#### [Work instructions]
Answer with one number: how many lines have "uslubiyoti".
─── Supplied data ───
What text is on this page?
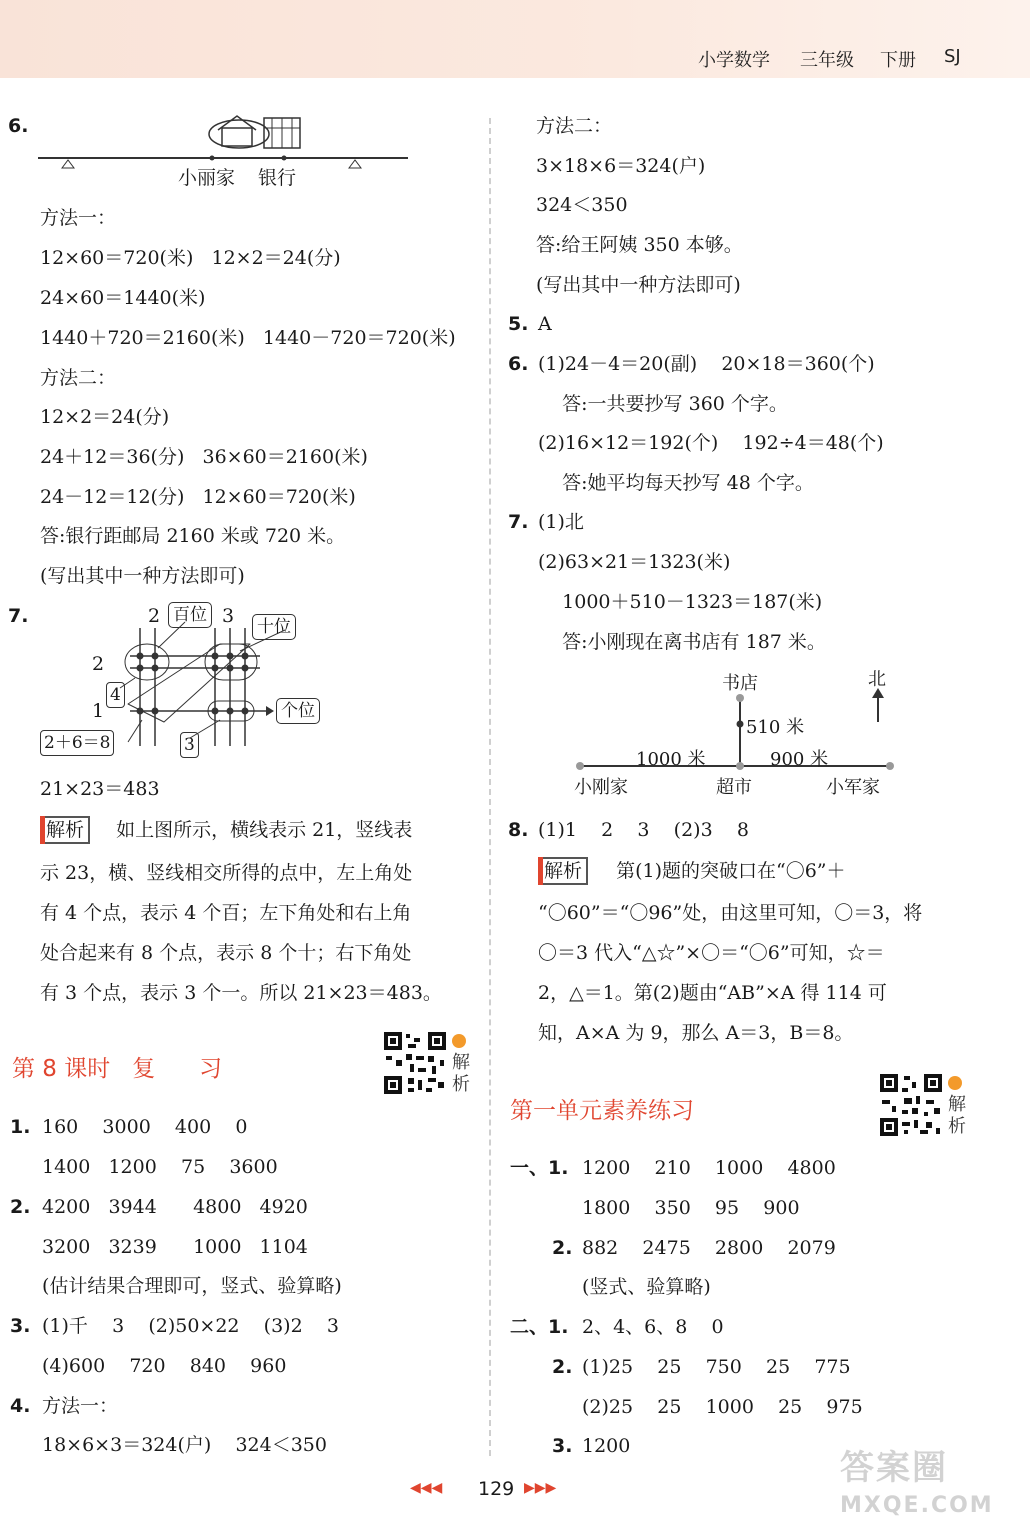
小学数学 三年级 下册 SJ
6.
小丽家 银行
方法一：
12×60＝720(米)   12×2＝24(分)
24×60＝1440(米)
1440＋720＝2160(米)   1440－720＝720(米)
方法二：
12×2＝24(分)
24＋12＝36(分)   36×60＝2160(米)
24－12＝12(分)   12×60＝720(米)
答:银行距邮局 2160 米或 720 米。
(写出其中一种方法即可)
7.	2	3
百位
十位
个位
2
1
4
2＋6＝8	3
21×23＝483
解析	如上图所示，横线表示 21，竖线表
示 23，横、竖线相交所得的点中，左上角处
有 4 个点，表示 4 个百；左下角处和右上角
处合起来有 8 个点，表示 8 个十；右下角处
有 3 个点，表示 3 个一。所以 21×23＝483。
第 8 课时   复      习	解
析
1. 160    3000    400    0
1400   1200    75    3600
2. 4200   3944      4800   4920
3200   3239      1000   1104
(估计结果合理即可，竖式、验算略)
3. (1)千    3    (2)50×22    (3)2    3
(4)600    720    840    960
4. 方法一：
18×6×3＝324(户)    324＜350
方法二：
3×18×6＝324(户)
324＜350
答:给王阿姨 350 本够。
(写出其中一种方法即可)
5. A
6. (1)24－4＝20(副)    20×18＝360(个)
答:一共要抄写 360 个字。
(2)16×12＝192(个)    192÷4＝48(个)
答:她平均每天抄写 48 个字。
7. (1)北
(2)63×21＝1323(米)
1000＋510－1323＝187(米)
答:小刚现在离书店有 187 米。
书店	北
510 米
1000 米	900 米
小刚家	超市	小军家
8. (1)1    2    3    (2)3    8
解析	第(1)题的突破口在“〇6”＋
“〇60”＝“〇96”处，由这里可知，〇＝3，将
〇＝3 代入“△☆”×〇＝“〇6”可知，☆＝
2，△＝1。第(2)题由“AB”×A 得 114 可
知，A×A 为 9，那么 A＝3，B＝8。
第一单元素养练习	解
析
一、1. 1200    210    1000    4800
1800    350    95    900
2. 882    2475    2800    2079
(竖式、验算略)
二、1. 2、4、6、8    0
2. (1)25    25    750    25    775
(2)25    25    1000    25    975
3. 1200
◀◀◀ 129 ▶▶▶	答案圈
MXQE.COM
───
─── Supplied data ───
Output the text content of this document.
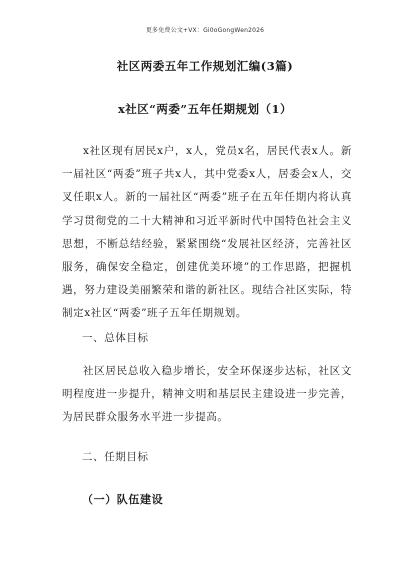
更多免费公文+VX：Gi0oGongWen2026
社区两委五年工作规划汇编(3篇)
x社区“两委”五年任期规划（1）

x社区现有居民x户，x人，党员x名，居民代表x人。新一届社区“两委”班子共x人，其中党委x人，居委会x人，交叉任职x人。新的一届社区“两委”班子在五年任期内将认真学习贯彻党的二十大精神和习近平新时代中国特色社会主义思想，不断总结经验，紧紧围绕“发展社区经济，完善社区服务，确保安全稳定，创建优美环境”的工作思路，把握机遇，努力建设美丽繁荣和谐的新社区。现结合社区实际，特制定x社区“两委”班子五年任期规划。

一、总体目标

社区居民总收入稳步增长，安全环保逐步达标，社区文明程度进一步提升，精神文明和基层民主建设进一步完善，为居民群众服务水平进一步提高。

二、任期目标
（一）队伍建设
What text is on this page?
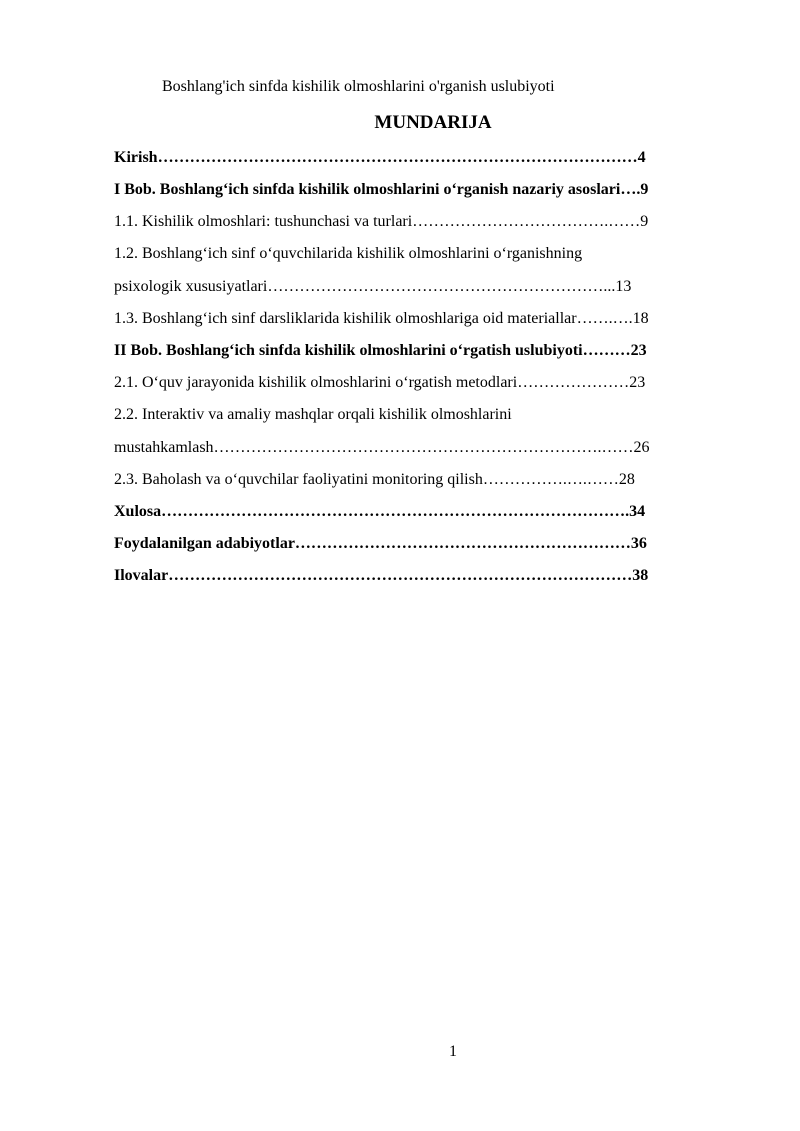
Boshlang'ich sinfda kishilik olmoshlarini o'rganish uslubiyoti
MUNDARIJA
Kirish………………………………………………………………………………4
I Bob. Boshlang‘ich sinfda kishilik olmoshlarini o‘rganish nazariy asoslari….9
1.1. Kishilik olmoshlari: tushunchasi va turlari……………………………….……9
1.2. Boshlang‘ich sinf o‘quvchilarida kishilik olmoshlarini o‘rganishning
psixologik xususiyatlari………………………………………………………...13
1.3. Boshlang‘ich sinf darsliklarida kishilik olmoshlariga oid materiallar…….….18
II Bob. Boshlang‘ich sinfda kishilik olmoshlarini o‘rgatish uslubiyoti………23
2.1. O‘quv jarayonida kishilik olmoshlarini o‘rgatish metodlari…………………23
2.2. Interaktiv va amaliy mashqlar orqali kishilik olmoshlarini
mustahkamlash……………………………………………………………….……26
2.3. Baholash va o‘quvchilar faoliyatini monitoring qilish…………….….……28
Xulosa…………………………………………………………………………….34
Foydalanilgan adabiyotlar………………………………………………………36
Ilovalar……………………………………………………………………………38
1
───
─── Supplied data ───
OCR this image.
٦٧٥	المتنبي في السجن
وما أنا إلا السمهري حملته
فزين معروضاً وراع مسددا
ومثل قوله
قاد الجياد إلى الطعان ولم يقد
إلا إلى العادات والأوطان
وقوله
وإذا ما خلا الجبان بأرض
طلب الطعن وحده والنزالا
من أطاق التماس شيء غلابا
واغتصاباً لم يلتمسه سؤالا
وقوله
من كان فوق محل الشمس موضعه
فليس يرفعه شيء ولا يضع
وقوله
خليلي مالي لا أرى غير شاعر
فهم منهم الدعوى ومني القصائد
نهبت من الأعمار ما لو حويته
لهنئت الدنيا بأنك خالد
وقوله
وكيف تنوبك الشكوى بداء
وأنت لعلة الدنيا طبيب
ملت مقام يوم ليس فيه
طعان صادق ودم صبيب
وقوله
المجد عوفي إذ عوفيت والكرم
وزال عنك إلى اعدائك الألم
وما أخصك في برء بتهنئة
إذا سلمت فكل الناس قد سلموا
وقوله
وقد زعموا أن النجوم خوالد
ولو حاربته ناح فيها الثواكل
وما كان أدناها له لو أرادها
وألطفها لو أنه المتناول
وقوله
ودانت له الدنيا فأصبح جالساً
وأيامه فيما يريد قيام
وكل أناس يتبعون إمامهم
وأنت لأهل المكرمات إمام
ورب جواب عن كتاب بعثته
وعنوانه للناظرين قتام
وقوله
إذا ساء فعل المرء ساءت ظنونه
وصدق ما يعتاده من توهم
───
#### [Output for this task]
2